Exercise directions =>
Reproduce the entries below in full, word for word.

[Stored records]
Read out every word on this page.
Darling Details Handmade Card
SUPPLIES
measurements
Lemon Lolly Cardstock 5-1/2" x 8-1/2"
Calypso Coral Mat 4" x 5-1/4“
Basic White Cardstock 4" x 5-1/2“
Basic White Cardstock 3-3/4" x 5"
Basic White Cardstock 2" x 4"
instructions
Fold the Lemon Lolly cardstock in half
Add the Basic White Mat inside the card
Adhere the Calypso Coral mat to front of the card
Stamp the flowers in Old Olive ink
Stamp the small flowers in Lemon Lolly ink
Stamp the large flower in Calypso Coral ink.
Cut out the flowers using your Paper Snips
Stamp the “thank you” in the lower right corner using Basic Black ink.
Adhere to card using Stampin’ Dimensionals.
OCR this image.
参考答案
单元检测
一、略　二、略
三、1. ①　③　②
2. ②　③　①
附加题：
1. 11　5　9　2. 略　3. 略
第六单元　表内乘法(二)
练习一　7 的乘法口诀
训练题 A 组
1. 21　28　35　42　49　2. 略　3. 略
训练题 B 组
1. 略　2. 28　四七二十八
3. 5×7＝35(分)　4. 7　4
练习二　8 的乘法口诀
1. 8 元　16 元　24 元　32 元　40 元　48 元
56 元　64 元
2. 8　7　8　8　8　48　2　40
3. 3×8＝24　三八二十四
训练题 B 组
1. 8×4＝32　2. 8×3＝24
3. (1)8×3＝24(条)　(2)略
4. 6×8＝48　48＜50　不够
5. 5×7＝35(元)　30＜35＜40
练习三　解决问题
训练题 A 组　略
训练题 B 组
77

Exercise response =>
Read out every word on this page.
Darling Details Handmade Card
SUPPLIES
measurements
Lemon Lolly Cardstock 5-1/2" x 8-1/2"
Calypso Coral Mat 4" x 5-1/4“
Basic White Cardstock 4" x 5-1/2“
Basic White Cardstock 3-3/4" x 5"
Basic White Cardstock 2" x 4"
instructions
Fold the Lemon Lolly cardstock in half
Add the Basic White Mat inside the card
Adhere the Calypso Coral mat to front of the card
Stamp the flowers in Old Olive ink
Stamp the small flowers in Lemon Lolly ink
Stamp the large flower in Calypso Coral ink.
Cut out the flowers using your Paper Snips
Stamp the “thank you” in the lower right corner using Basic Black ink.
Adhere to card using Stampin’ Dimensionals.
OCR this image.
参考答案
单元检测
一、略　二、略
三、1. ①　③　②
2. ②　③　①
附加题：
1. 11　5　9　2. 略　3. 略
第六单元　表内乘法(二)
练习一　7 的乘法口诀
训练题 A 组
1. 21　28　35　42　49　2. 略　3. 略
训练题 B 组
1. 略　2. 28　四七二十八
3. 5×7＝35(分)　4. 7　4
练习二　8 的乘法口诀
1. 8 元　16 元　24 元　32 元　40 元　48 元
56 元　64 元
2. 8　7　8　8　8　48　2　40
3. 3×8＝24　三八二十四
训练题 B 组
1. 8×4＝32　2. 8×3＝24
3. (1)8×3＝24(条)　(2)略
4. 6×8＝48　48＜50　不够
5. 5×7＝35(元)　30＜35＜40
练习三　解决问题
训练题 A 组　略
训练题 B 组
77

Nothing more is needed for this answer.